» **Supplied data**:
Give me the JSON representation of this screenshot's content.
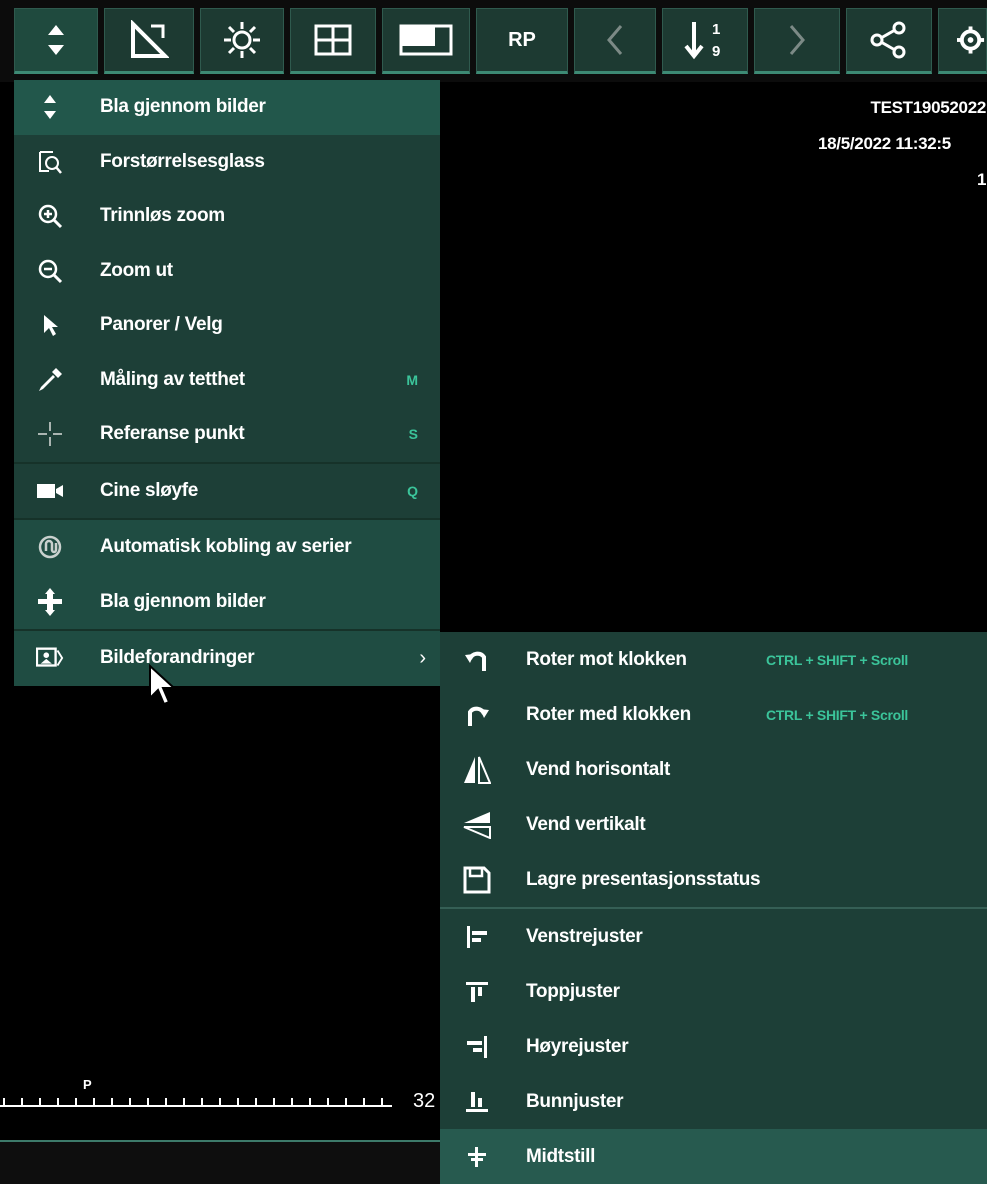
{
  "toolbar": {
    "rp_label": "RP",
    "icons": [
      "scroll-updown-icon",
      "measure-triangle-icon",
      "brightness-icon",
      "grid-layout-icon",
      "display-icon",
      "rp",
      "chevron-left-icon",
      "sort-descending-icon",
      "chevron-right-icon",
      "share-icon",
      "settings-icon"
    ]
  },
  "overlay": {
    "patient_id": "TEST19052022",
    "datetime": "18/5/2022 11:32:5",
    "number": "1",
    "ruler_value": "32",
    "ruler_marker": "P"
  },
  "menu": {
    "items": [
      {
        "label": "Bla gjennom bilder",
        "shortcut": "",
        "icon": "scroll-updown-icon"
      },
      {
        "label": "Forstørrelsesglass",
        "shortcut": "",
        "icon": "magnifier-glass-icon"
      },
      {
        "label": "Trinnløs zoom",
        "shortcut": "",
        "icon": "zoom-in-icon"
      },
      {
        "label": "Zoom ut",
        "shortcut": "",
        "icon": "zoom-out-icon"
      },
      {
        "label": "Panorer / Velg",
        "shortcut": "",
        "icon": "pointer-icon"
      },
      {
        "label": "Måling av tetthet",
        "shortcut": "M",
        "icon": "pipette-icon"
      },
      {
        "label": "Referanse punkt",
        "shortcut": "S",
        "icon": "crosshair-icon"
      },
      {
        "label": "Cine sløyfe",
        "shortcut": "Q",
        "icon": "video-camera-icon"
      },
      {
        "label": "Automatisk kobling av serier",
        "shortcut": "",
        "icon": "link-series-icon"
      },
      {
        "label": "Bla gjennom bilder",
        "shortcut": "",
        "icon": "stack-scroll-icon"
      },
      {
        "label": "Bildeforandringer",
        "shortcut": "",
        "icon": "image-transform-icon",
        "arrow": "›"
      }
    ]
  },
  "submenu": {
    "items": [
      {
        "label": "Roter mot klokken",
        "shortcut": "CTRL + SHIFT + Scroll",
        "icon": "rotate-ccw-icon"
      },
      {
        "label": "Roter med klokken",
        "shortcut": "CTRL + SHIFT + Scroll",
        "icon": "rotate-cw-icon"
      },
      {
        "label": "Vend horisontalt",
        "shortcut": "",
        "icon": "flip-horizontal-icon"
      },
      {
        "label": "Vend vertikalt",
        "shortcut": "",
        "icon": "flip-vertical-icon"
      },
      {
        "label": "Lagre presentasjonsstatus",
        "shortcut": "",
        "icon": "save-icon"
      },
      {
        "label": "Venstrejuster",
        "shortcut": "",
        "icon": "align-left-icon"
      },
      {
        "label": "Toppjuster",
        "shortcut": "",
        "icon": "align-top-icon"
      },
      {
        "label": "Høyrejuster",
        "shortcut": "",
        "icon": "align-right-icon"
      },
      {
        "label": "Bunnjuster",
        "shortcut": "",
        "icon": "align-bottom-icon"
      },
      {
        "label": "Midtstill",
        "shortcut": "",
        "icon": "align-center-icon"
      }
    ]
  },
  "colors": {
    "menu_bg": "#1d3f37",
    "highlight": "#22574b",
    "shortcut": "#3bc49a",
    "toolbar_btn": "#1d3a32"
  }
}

» **Task directions**: Print the records above exactly as they stand, but leave out the pictures.

» **Exercise output**:
Give me the JSON representation of this screenshot's content.
{
  "toolbar": {
    "rp_label": "RP",
    "icons": [
      "scroll-updown-icon",
      "measure-triangle-icon",
      "brightness-icon",
      "grid-layout-icon",
      "display-icon",
      "rp",
      "chevron-left-icon",
      "sort-descending-icon",
      "chevron-right-icon",
      "share-icon",
      "settings-icon"
    ]
  },
  "overlay": {
    "patient_id": "TEST19052022",
    "datetime": "18/5/2022 11:32:5",
    "number": "1",
    "ruler_value": "32",
    "ruler_marker": "P"
  },
  "menu": {
    "items": [
      {
        "label": "Bla gjennom bilder",
        "shortcut": "",
        "icon": "scroll-updown-icon"
      },
      {
        "label": "Forstørrelsesglass",
        "shortcut": "",
        "icon": "magnifier-glass-icon"
      },
      {
        "label": "Trinnløs zoom",
        "shortcut": "",
        "icon": "zoom-in-icon"
      },
      {
        "label": "Zoom ut",
        "shortcut": "",
        "icon": "zoom-out-icon"
      },
      {
        "label": "Panorer / Velg",
        "shortcut": "",
        "icon": "pointer-icon"
      },
      {
        "label": "Måling av tetthet",
        "shortcut": "M",
        "icon": "pipette-icon"
      },
      {
        "label": "Referanse punkt",
        "shortcut": "S",
        "icon": "crosshair-icon"
      },
      {
        "label": "Cine sløyfe",
        "shortcut": "Q",
        "icon": "video-camera-icon"
      },
      {
        "label": "Automatisk kobling av serier",
        "shortcut": "",
        "icon": "link-series-icon"
      },
      {
        "label": "Bla gjennom bilder",
        "shortcut": "",
        "icon": "stack-scroll-icon"
      },
      {
        "label": "Bildeforandringer",
        "shortcut": "",
        "icon": "image-transform-icon",
        "arrow": "›"
      }
    ]
  },
  "submenu": {
    "items": [
      {
        "label": "Roter mot klokken",
        "shortcut": "CTRL + SHIFT + Scroll",
        "icon": "rotate-ccw-icon"
      },
      {
        "label": "Roter med klokken",
        "shortcut": "CTRL + SHIFT + Scroll",
        "icon": "rotate-cw-icon"
      },
      {
        "label": "Vend horisontalt",
        "shortcut": "",
        "icon": "flip-horizontal-icon"
      },
      {
        "label": "Vend vertikalt",
        "shortcut": "",
        "icon": "flip-vertical-icon"
      },
      {
        "label": "Lagre presentasjonsstatus",
        "shortcut": "",
        "icon": "save-icon"
      },
      {
        "label": "Venstrejuster",
        "shortcut": "",
        "icon": "align-left-icon"
      },
      {
        "label": "Toppjuster",
        "shortcut": "",
        "icon": "align-top-icon"
      },
      {
        "label": "Høyrejuster",
        "shortcut": "",
        "icon": "align-right-icon"
      },
      {
        "label": "Bunnjuster",
        "shortcut": "",
        "icon": "align-bottom-icon"
      },
      {
        "label": "Midtstill",
        "shortcut": "",
        "icon": "align-center-icon"
      }
    ]
  },
  "colors": {
    "menu_bg": "#1d3f37",
    "highlight": "#22574b",
    "shortcut": "#3bc49a",
    "toolbar_btn": "#1d3a32"
  }
}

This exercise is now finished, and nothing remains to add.